■ **Requirement**
Your task is to reproduce the material exactly.
# Stored data start
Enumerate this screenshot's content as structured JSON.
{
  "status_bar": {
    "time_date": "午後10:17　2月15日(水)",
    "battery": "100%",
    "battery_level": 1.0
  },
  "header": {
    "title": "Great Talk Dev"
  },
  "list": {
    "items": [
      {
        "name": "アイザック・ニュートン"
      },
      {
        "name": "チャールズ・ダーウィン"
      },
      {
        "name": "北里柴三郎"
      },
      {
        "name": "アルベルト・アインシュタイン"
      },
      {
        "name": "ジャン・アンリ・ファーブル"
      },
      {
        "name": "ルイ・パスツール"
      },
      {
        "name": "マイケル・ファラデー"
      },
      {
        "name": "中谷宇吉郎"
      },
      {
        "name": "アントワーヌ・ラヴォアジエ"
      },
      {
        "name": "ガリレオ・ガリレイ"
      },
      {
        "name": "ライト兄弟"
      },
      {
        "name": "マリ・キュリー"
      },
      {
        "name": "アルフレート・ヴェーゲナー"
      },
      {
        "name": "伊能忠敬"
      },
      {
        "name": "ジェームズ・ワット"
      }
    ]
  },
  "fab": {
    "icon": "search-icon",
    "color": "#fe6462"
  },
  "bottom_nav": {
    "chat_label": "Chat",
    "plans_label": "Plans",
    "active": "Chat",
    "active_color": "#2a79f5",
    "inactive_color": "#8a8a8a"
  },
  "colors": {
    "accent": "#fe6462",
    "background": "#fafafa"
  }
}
# Stored data end
■ **Result of the exercise**
Enumerate this screenshot's content as structured JSON.
{
  "status_bar": {
    "time_date": "午後10:17　2月15日(水)",
    "battery": "100%",
    "battery_level": 1.0
  },
  "header": {
    "title": "Great Talk Dev"
  },
  "list": {
    "items": [
      {
        "name": "アイザック・ニュートン"
      },
      {
        "name": "チャールズ・ダーウィン"
      },
      {
        "name": "北里柴三郎"
      },
      {
        "name": "アルベルト・アインシュタイン"
      },
      {
        "name": "ジャン・アンリ・ファーブル"
      },
      {
        "name": "ルイ・パスツール"
      },
      {
        "name": "マイケル・ファラデー"
      },
      {
        "name": "中谷宇吉郎"
      },
      {
        "name": "アントワーヌ・ラヴォアジエ"
      },
      {
        "name": "ガリレオ・ガリレイ"
      },
      {
        "name": "ライト兄弟"
      },
      {
        "name": "マリ・キュリー"
      },
      {
        "name": "アルフレート・ヴェーゲナー"
      },
      {
        "name": "伊能忠敬"
      },
      {
        "name": "ジェームズ・ワット"
      }
    ]
  },
  "fab": {
    "icon": "search-icon",
    "color": "#fe6462"
  },
  "bottom_nav": {
    "chat_label": "Chat",
    "plans_label": "Plans",
    "active": "Chat",
    "active_color": "#2a79f5",
    "inactive_color": "#8a8a8a"
  },
  "colors": {
    "accent": "#fe6462",
    "background": "#fafafa"
  }
}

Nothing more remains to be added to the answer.